-- Data for processing follows --

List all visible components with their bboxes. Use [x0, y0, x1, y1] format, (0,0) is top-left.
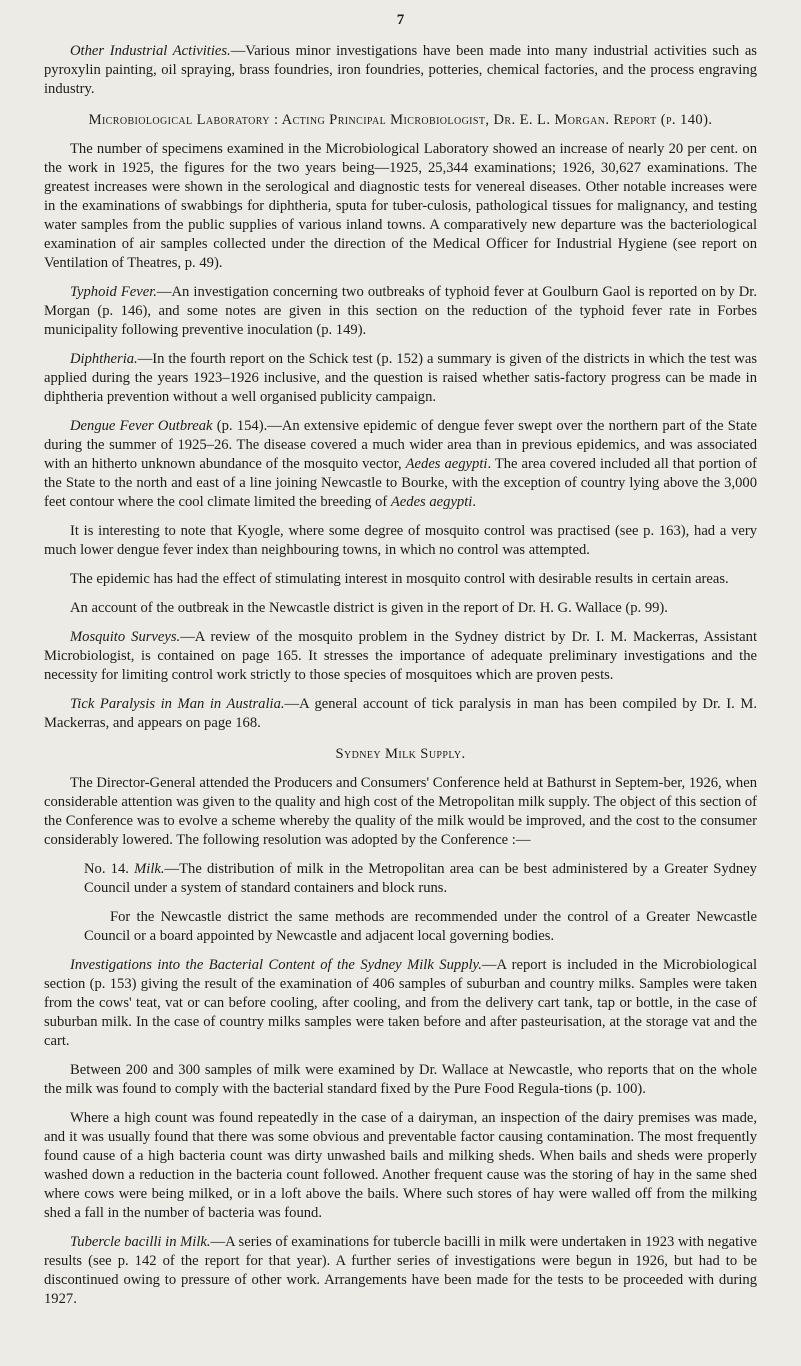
paragraph-tubercle — [44, 1233, 757, 1309]
heading-industrial-activities: Other Industrial Activities. — [70, 43, 231, 59]
paragraph-diphtheria — [44, 350, 757, 407]
section-heading-microbiological: Microbiological Laboratory : Acting Principal Microbiologist, Dr. E. L. Morgan. Report (p. 140). — [88, 112, 713, 128]
resolution-milk — [84, 860, 757, 898]
paragraph-newcastle: An account of the outbreak in the Newcastle district is given in the report of Dr. H. G. Wallace (p. 99). — [70, 600, 668, 616]
paragraph-mosquito-surveys — [44, 628, 757, 685]
paragraph-epidemic: The epidemic has had the effect of stimulating interest in mosquito control with desirable results in certain areas. — [70, 571, 729, 587]
text-industrial-activities: —Various minor investigations have been made into many industrial activities such as pyroxylin painting, oil spraying, brass foundries, iron foundries, potteries, chemical factories, and the process engraving industry. — [44, 43, 757, 97]
species-aedes-1: Aedes aegypti — [405, 456, 488, 472]
resolution-text: —The distribution of milk in the Metropolitan area can be best administered by a Greater Sydney Council under a system of standard containers and block runs. — [84, 861, 757, 896]
heading-bacterial-content: Investigations into the Bacterial Content of the Sydney Milk Supply. — [70, 957, 482, 973]
text-bacterial-content: —A report is included in the Microbiological section (p. 153) giving the result of the examination of 406 samples of suburban and country milks. Samples were taken from the cows' teat, vat or can before cooling, after cooling, and from the delivery cart tank, tap or bottle, in the case of suburban milk. In the case of country milks samples were taken before and after pasteurisation, at the storage vat and the cart. — [44, 957, 757, 1049]
heading-tubercle: Tubercle bacilli in Milk. — [70, 1234, 211, 1250]
species-aedes-2: Aedes aegypti — [390, 494, 473, 510]
resolution-number: No. 14. — [84, 861, 129, 877]
page-number: 7 — [396, 12, 405, 28]
text-mosquito-surveys: —A review of the mosquito problem in the Sydney district by Dr. I. M. Mackerras, Assistant Microbiologist, is contained on page 165. It stresses the importance of adequate preliminary investigations and the necessity for limiting control work strictly to those species of mosquitoes which are proven pests. — [44, 629, 757, 683]
text-typhoid: —An investigation concerning two outbreaks of typhoid fever at Goulburn Gaol is reported on by Dr. Morgan (p. 146), and some notes are given in this section on the reduction of the typhoid fever rate in Forbes municipality following preventive inoculation (p. 149). — [44, 284, 757, 338]
heading-tick-paralysis: Tick Paralysis in Man in Australia. — [70, 696, 285, 712]
paragraph-microbiological: The number of specimens examined in the Microbiological Laboratory showed an increase of nearly 20 per cent. on the work in 1925, the figures for the two years being—1925, 25,344 examinations; 1926, 30,627 examinations. The greatest increases were shown in the serological and diagnostic tests for venereal diseases. Other notable increases were in the examinations of swabbings for diphtheria, sputa for tuber-culosis, pathological tissues for malignancy, and testing water samples from the public supplies of various inland towns. A comparatively new departure was the bacteriological examination of air samples collected under the direction of the Medical Officer for Industrial Hygiene (see report on Ventilation of Theatres, p. 49). — [44, 141, 757, 271]
heading-diphtheria: Diphtheria. — [70, 351, 138, 367]
paragraph-dairy: Where a high count was found repeatedly in the case of a dairyman, an inspection of the dairy premises was made, and it was usually found that there was some obvious and preventable factor causing contamination. The most frequently found cause of a high bacteria count was dirty unwashed bails and milking sheds. When bails and sheds were properly washed down a reduction in the bacteria count followed. Another frequent cause was the storing of hay in the same shed where cows were being milked, or in a loft above the bails. Where such stores of hay were walled off from the milking shed a fall in the number of bacteria was found. — [44, 1110, 757, 1221]
paragraph-industrial-activities — [44, 42, 757, 99]
section-heading-milk-supply: Sydney Milk Supply. — [335, 746, 466, 762]
paragraph-kyogle: It is interesting to note that Kyogle, where some degree of mosquito control was practised (see p. 163), had a very much lower dengue fever index than neighbouring towns, in which no control was attempted. — [44, 523, 757, 558]
resolution-heading: Milk. — [134, 861, 165, 877]
text-tubercle: —A series of examinations for tubercle bacilli in milk were undertaken in 1923 with negative results (see p. 142 of the report for that year). A further series of investigations were begun in 1926, but had to be discontinued owing to pressure of other work. Arrangements have been made for the tests to be proceeded with during 1927. — [44, 1234, 757, 1307]
heading-mosquito-surveys: Mosquito Surveys. — [70, 629, 181, 645]
text-diphtheria: —In the fourth report on the Schick test (p. 152) a summary is given of the districts in which the test was applied during the years 1923–1926 inclusive, and the question is raised whether satis-factory progress can be made in diphtheria prevention without a well organised publicity campaign. — [44, 351, 757, 405]
text-dengue-2: . The area covered included all that portion of the State to the north and east of a line joining Newcastle to Bourke, with the exception of country lying above the 3,000 feet contour where the cool climate limited the breeding of — [44, 456, 757, 510]
paragraph-conference: The Director-General attended the Producers and Consumers' Conference held at Bathurst in Septem-ber, 1926, when considerable attention was given to the quality and high cost of the Metropolitan milk supply. The object of this section of the Conference was to evolve a scheme whereby the quality of the milk would be improved, and the cost to the consumer considerably lowered. The following resolution was adopted by the Conference :— — [44, 775, 757, 848]
paragraph-typhoid — [44, 283, 757, 340]
paragraph-wallace: Between 200 and 300 samples of milk were examined by Dr. Wallace at Newcastle, who reports that on the whole the milk was found to comply with the bacterial standard fixed by the Pure Food Regula-tions (p. 100). — [44, 1062, 757, 1097]
paragraph-bacterial-content — [44, 956, 757, 1051]
paragraph-dengue — [44, 417, 757, 512]
text-tick-paralysis: —A general account of tick paralysis in man has been compiled by Dr. I. M. Mackerras, and appears on page 168. — [44, 696, 757, 731]
text-dengue-3: . — [472, 494, 476, 510]
resolution-newcastle: For the Newcastle district the same methods are recommended under the control of a Greater Newcastle Council or a board appointed by Newcastle and adjacent local governing bodies. — [84, 909, 757, 944]
heading-typhoid: Typhoid Fever. — [70, 284, 157, 300]
paragraph-tick-paralysis — [44, 695, 757, 733]
text-dengue: (p. 154).—An extensive epidemic of dengue fever swept over the northern part of the State during the summer of 1925–26. The disease covered a much wider area than in previous epidemics, and was associated with an hitherto unknown abundance of the mosquito vector, — [44, 418, 757, 472]
heading-dengue: Dengue Fever Outbreak — [70, 418, 213, 434]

-- Data for processing concluded --

_Exercise prompt_
The answer must be every line of the data that contains the word "epidemic".

_The completed task_
paragraph-epidemic: The epidemic has had the effect of stimulating interest in mosquito control with desirable results in certain areas. — [70, 571, 729, 587]
text-dengue: (p. 154).—An extensive epidemic of dengue fever swept over the northern part of the State during the summer of 1925–26. The disease covered a much wider area than in previous epidemics, and was associated with an hitherto unknown abundance of the mosquito vector, — [44, 418, 757, 472]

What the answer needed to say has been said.